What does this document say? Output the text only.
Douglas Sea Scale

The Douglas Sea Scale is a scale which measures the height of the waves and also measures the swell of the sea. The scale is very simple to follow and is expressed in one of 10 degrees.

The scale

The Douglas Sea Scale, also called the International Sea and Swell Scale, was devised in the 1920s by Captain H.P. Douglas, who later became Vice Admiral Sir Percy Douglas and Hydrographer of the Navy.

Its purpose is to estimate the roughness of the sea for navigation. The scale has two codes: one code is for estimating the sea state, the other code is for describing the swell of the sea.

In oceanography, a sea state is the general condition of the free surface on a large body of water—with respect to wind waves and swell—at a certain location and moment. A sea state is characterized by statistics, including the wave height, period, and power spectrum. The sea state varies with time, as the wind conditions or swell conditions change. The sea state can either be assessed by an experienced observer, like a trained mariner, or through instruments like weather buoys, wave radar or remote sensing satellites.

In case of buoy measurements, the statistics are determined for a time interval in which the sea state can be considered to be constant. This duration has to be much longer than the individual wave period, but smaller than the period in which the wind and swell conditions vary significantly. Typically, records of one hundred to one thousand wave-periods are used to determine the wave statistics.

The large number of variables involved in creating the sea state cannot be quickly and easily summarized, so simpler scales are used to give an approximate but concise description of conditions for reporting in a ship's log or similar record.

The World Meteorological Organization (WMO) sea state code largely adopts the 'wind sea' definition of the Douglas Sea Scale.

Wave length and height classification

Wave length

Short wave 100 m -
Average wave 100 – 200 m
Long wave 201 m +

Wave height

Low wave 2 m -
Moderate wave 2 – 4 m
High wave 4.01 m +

···

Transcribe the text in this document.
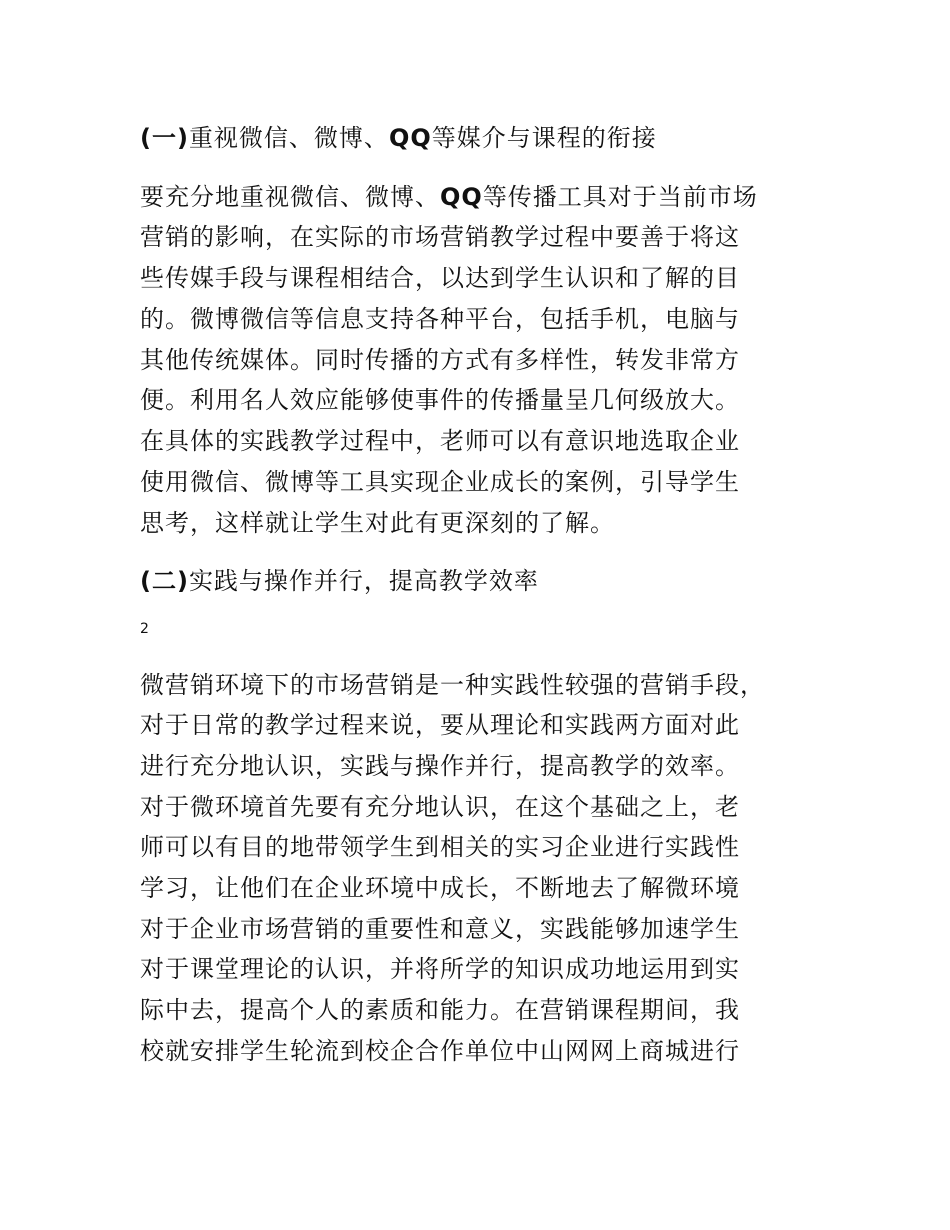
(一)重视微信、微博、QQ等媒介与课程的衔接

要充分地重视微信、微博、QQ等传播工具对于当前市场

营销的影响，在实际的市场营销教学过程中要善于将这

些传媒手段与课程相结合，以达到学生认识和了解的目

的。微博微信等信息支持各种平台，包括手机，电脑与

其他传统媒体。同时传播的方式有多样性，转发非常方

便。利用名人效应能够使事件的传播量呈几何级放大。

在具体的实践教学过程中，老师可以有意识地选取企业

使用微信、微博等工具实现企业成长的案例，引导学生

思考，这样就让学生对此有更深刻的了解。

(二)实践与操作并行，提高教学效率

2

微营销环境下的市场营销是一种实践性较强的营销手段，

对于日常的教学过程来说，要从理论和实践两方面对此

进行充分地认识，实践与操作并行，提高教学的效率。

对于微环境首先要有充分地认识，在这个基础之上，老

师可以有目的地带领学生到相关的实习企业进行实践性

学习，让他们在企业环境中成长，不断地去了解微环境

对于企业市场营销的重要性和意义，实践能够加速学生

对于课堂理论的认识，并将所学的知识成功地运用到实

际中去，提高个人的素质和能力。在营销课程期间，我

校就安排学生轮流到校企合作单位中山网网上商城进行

···

[Problem requirements]:
Give every line of the material that includes the string "waves".

[Solution]:
The Douglas Sea Scale is a scale which measures the height of the waves and also measures the swell of the sea. The scale is very simple to follow and is expressed in one of 10 degrees.
In oceanography, a sea state is the general condition of the free surface on a large body of water—with respect to wind waves and swell—at a certain location and moment. A sea state is characterized by statistics, including the wave height, period, and power spectrum. The sea state varies with time, as the wind conditions or swell conditions change. The sea state can either be assessed by an experienced observer, like a trained mariner, or through instruments like weather buoys, wave radar or remote sensing satellites.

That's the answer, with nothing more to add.